> _Written instruction_
Give each line of the data below as a JSON list of strings, one string per line, with blank lines left out. Don't include the pictures.

> _Material for the task_
· · · ·

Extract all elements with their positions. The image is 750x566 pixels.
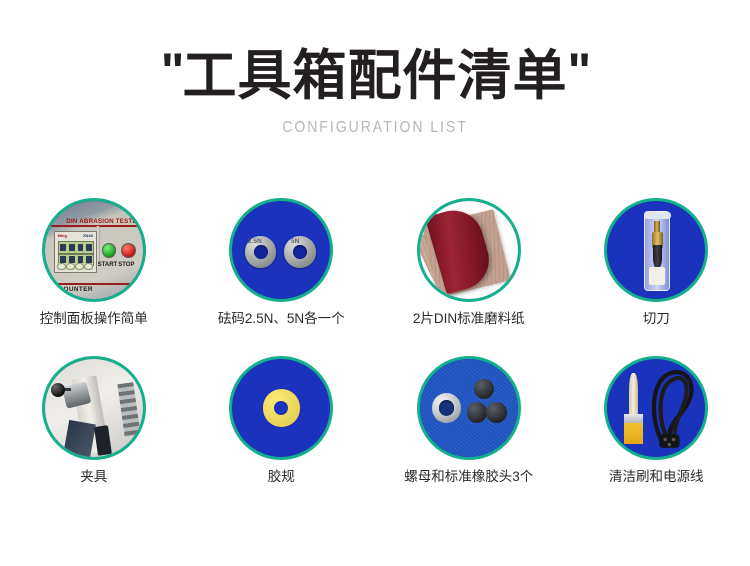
- grid-row-1: DIN ABRASION TESTER Ming ZN48 START STOP: [0, 198, 750, 356]
- caption-abrasive-paper: 2片DIN标准磨料纸: [413, 311, 525, 327]
- weights-photo: 2.5N 5N: [229, 198, 333, 302]
- abrasive-paper-photo: [417, 198, 521, 302]
- start-button-label: START: [98, 262, 118, 268]
- digital-counter: Ming ZN48: [54, 231, 97, 272]
- grid-row-2: 夹具 胶规 螺母和标准橡胶头3个: [0, 356, 750, 514]
- rubber-gauge-photo: [229, 356, 333, 460]
- caption-brush-power-cord: 清洁刷和电源线: [609, 469, 704, 485]
- nut-rubber-heads-image: [420, 359, 518, 457]
- cutter-foam-pad: [649, 267, 665, 286]
- brush-power-cord-photo: [604, 356, 708, 460]
- brush-power-cord-image: [607, 359, 705, 457]
- grid-item-clamp: 夹具: [0, 356, 188, 514]
- page-subtitle: CONFIGURATION LIST: [45, 119, 705, 137]
- panel-red-line-top: [49, 225, 139, 227]
- metal-nut-icon: [432, 393, 461, 422]
- page-header: "工具箱配件清单" CONFIGURATION LIST: [0, 0, 750, 137]
- weight-5n-label: 5N: [291, 238, 299, 245]
- brush-bristles: [624, 423, 643, 445]
- title-open-quote: ": [161, 43, 183, 99]
- cutter-image: [607, 201, 705, 299]
- panel-red-line-bottom: [49, 283, 139, 285]
- grid-item-cutter: 切刀: [563, 198, 750, 356]
- control-panel-image: DIN ABRASION TESTER Ming ZN48 START STOP: [45, 201, 143, 299]
- stop-button-icon[interactable]: [121, 243, 136, 258]
- rubber-gauge-image: [232, 359, 330, 457]
- stop-button-label: STOP: [118, 262, 134, 268]
- caption-clamp: 夹具: [80, 469, 107, 485]
- title-close-quote: ": [568, 43, 590, 99]
- weight-5n-icon: [284, 236, 315, 267]
- brush-handle: [629, 373, 638, 418]
- clamp-image: [45, 359, 143, 457]
- tube-cap: [644, 212, 671, 219]
- caption-rubber-gauge: 胶规: [268, 469, 295, 485]
- yellow-ring-gauge-icon: [263, 389, 300, 426]
- weight-2-5n-label: 2.5N: [248, 238, 262, 245]
- cutter-tube: [644, 211, 670, 291]
- grid-item-weights: 2.5N 5N 砝码2.5N、5N各一个: [188, 198, 376, 356]
- caption-nut-rubber-heads: 螺母和标准橡胶头3个: [404, 469, 533, 485]
- grid-item-control-panel: DIN ABRASION TESTER Ming ZN48 START STOP: [0, 198, 188, 356]
- grid-item-brush-power-cord: 清洁刷和电源线: [563, 356, 750, 514]
- power-cord-icon: [648, 367, 701, 451]
- panel-title-label: DIN ABRASION TESTER: [66, 218, 141, 225]
- clamp-photo: [42, 356, 146, 460]
- title-text: 工具箱配件清单: [183, 46, 568, 106]
- nut-rubber-heads-photo: [417, 356, 521, 460]
- caption-control-panel: 控制面板操作简单: [40, 311, 148, 327]
- counter-button-row[interactable]: [57, 263, 93, 270]
- weights-image: 2.5N 5N: [232, 201, 330, 299]
- counter-brand-right: ZN48: [83, 233, 93, 238]
- cutter-blade: [653, 245, 662, 269]
- rubber-head-2-icon: [467, 402, 488, 423]
- configuration-grid: DIN ABRASION TESTER Ming ZN48 START STOP: [0, 198, 750, 514]
- abrasive-paper-image: [420, 201, 518, 299]
- cutter-photo: [604, 198, 708, 302]
- start-button-icon[interactable]: [102, 243, 117, 258]
- counter-brand-left: Ming: [58, 233, 67, 238]
- counter-display-upper: [58, 241, 95, 253]
- grid-item-rubber-gauge: 胶规: [188, 356, 376, 514]
- grid-item-abrasive-paper: 2片DIN标准磨料纸: [375, 198, 563, 356]
- page-title: "工具箱配件清单": [0, 48, 750, 105]
- caption-weights: 砝码2.5N、5N各一个: [218, 311, 345, 327]
- grid-item-nut-rubber-heads: 螺母和标准橡胶头3个: [375, 356, 563, 514]
- caption-cutter: 切刀: [643, 311, 670, 327]
- control-panel-photo: DIN ABRASION TESTER Ming ZN48 START STOP: [42, 198, 146, 302]
- rubber-head-3-icon: [486, 402, 507, 423]
- panel-counter-label: COUNTER: [58, 286, 92, 293]
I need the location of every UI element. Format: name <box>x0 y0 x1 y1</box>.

· · · ·

> _The solution_
[
  "Extract all elements with their positions. The image is 750x566 pixels.",
  "- grid-row-1: DIN ABRASION TESTER Ming ZN48 START STOP: [0, 198, 750, 356]",
  "- caption-abrasive-paper: 2片DIN标准磨料纸: [413, 311, 525, 327]",
  "- weights-photo: 2.5N 5N: [229, 198, 333, 302]",
  "- abrasive-paper-photo: [417, 198, 521, 302]",
  "- start-button-label: START: [98, 262, 118, 268]",
  "- digital-counter: Ming ZN48: [54, 231, 97, 272]",
  "- grid-row-2: 夹具 胶规 螺母和标准橡胶头3个: [0, 356, 750, 514]",
  "- rubber-gauge-photo: [229, 356, 333, 460]",
  "- caption-brush-power-cord: 清洁刷和电源线: [609, 469, 704, 485]",
  "- nut-rubber-heads-image: [420, 359, 518, 457]",
  "- cutter-foam-pad: [649, 267, 665, 286]",
  "- brush-power-cord-photo: [604, 356, 708, 460]",
  "- brush-power-cord-image: [607, 359, 705, 457]",
  "- grid-item-clamp: 夹具: [0, 356, 188, 514]",
  "- page-subtitle: CONFIGURATION LIST: [45, 119, 705, 137]",
  "- panel-red-line-top: [49, 225, 139, 227]",
  "- metal-nut-icon: [432, 393, 461, 422]",
  "- page-header: \"工具箱配件清单\" CONFIGURATION LIST: [0, 0, 750, 137]",
  "- weight-5n-label: 5N: [291, 238, 299, 245]",
  "- brush-bristles: [624, 423, 643, 445]",
  "- title-open-quote: \": [161, 43, 183, 99]",
  "- cutter-image: [607, 201, 705, 299]",
  "- panel-red-line-bottom: [49, 283, 139, 285]",
  "- grid-item-cutter: 切刀: [563, 198, 750, 356]",
  "- control-panel-image: DIN ABRASION TESTER Ming ZN48 START STOP: [45, 201, 143, 299]",
  "- stop-button-icon[interactable]: [121, 243, 136, 258]",
  "- rubber-gauge-image: [232, 359, 330, 457]",
  "- stop-button-label: STOP: [118, 262, 134, 268]",
  "- caption-clamp: 夹具: [80, 469, 107, 485]",
  "- title-close-quote: \": [568, 43, 590, 99]",
  "- weight-5n-icon: [284, 236, 315, 267]",
  "- brush-handle: [629, 373, 638, 418]",
  "- clamp-image: [45, 359, 143, 457]",
  "- tube-cap: [644, 212, 671, 219]",
  "- caption-rubber-gauge: 胶规: [268, 469, 295, 485]",
  "- yellow-ring-gauge-icon: [263, 389, 300, 426]",
  "- weight-2-5n-label: 2.5N: [248, 238, 262, 245]",
  "- cutter-tube: [644, 211, 670, 291]",
  "- grid-item-weights: 2.5N 5N 砝码2.5N、5N各一个: [188, 198, 376, 356]",
  "- caption-nut-rubber-heads: 螺母和标准橡胶头3个: [404, 469, 533, 485]",
  "- grid-item-control-panel: DIN ABRASION TESTER Ming ZN48 START STOP: [0, 198, 188, 356]",
  "- grid-item-brush-power-cord: 清洁刷和电源线: [563, 356, 750, 514]",
  "- power-cord-icon: [648, 367, 701, 451]",
  "- panel-title-label: DIN ABRASION TESTER: [66, 218, 141, 225]",
  "- clamp-photo: [42, 356, 146, 460]",
  "- title-text: 工具箱配件清单: [183, 46, 568, 106]",
  "- nut-rubber-heads-photo: [417, 356, 521, 460]",
  "- caption-control-panel: 控制面板操作简单: [40, 311, 148, 327]",
  "- counter-button-row[interactable]: [57, 263, 93, 270]",
  "- weights-image: 2.5N 5N: [232, 201, 330, 299]",
  "- counter-brand-right: ZN48: [83, 233, 93, 238]",
  "- cutter-blade: [653, 245, 662, 269]",
  "- rubber-head-2-icon: [467, 402, 488, 423]",
  "- configuration-grid: DIN ABRASION TESTER Ming ZN48 START STOP: [0, 198, 750, 514]",
  "- abrasive-paper-image: [420, 201, 518, 299]",
  "- cutter-photo: [604, 198, 708, 302]",
  "- start-button-icon[interactable]: [102, 243, 117, 258]",
  "- counter-brand-left: Ming: [58, 233, 67, 238]",
  "- counter-display-upper: [58, 241, 95, 253]",
  "- grid-item-rubber-gauge: 胶规: [188, 356, 376, 514]",
  "- grid-item-abrasive-paper: 2片DIN标准磨料纸: [375, 198, 563, 356]",
  "- page-title: \"工具箱配件清单\": [0, 48, 750, 105]",
  "- caption-weights: 砝码2.5N、5N各一个: [218, 311, 345, 327]",
  "- grid-item-nut-rubber-heads: 螺母和标准橡胶头3个: [375, 356, 563, 514]",
  "- caption-cutter: 切刀: [643, 311, 670, 327]",
  "- control-panel-photo: DIN ABRASION TESTER Ming ZN48 START STOP: [42, 198, 146, 302]",
  "- rubber-head-3-icon: [486, 402, 507, 423]",
  "- panel-counter-label: COUNTER: [58, 286, 92, 293]",
  "I need the location of every UI element. Format: name <box>x0 y0 x1 y1</box>."
]